** start of EXTRACTED INFORMATION **

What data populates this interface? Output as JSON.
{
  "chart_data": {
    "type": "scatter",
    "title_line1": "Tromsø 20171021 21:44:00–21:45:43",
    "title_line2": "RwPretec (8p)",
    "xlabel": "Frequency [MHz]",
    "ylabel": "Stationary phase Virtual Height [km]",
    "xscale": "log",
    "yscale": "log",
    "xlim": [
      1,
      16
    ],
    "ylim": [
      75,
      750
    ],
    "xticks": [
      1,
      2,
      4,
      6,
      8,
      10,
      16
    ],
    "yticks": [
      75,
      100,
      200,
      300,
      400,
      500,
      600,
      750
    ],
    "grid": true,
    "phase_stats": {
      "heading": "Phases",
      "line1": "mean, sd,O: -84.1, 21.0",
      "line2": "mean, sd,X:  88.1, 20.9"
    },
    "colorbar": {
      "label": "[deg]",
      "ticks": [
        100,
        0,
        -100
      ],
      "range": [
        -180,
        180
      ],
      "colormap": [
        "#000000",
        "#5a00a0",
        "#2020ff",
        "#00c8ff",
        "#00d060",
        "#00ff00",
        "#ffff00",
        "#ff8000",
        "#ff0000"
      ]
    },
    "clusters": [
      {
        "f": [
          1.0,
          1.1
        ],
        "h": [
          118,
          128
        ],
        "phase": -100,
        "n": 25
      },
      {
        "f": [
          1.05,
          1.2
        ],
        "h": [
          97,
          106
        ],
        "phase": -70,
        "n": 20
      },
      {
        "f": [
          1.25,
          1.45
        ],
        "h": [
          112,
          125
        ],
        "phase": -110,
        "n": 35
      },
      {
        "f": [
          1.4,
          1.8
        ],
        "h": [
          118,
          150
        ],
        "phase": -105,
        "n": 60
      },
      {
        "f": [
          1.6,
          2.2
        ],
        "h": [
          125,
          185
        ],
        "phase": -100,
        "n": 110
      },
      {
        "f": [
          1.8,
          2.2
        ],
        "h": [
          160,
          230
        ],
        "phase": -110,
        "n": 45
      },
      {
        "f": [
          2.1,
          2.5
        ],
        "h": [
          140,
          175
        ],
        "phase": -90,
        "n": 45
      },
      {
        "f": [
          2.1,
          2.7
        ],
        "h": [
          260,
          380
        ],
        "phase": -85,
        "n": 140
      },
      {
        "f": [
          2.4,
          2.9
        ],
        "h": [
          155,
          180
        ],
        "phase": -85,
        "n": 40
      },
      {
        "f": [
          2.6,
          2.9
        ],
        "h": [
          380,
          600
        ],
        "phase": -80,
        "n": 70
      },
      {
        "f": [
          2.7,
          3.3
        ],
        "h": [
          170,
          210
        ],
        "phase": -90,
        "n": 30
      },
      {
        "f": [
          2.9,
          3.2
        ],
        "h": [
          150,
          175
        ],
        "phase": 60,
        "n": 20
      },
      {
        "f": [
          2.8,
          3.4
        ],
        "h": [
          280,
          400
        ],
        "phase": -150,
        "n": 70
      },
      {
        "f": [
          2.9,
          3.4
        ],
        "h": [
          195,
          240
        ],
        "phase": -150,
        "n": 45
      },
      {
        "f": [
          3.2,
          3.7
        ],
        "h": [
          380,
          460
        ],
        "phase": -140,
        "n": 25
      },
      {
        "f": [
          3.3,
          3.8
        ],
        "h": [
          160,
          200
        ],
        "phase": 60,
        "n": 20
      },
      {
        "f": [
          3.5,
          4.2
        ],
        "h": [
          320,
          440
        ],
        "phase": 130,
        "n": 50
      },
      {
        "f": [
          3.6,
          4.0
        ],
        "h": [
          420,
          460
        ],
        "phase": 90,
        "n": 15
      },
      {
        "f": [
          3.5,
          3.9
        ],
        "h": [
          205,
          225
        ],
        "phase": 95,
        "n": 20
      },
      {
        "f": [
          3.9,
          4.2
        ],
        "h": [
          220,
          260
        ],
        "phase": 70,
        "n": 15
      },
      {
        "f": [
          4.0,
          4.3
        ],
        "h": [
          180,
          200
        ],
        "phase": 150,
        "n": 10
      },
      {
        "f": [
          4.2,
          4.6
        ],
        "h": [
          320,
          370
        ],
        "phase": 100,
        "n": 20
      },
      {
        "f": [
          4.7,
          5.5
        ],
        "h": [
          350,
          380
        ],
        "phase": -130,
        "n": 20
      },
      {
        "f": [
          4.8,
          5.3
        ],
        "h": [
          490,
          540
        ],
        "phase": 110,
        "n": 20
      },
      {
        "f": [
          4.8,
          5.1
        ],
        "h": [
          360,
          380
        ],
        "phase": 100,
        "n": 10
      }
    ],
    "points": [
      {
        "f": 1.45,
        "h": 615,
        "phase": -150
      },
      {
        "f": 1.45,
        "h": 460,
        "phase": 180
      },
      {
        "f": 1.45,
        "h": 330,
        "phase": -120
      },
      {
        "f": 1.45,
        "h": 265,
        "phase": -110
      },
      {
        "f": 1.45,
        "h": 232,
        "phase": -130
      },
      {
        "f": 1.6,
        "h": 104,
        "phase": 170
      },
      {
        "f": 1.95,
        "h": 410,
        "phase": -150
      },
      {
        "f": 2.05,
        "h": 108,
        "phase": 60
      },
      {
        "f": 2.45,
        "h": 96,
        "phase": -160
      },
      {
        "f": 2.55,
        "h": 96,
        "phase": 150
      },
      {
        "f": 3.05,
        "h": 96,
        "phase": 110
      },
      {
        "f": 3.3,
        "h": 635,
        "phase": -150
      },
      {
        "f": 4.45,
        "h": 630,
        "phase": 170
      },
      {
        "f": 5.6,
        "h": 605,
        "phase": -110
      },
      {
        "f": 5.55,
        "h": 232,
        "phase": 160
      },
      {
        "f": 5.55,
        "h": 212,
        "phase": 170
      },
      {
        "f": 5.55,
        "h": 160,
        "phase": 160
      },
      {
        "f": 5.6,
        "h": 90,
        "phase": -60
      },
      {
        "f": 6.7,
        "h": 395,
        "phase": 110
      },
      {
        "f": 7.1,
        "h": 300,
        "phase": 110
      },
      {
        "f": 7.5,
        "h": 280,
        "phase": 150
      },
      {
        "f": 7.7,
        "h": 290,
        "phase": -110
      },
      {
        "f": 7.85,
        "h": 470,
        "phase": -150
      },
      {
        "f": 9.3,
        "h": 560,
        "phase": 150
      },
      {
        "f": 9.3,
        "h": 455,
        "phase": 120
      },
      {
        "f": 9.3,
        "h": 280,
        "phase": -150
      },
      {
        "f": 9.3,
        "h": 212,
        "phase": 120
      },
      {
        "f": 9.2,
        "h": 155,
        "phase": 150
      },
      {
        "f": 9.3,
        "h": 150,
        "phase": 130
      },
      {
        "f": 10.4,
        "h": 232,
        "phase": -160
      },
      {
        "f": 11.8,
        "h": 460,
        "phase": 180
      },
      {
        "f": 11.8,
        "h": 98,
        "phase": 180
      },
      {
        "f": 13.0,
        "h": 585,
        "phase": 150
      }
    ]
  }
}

** end of EXTRACTED INFORMATION **

EXERCISE TASK
Among the records above, how many lines carry the string "mean"? Reply with the number alone.

RESPONSE TO THIS TASK
2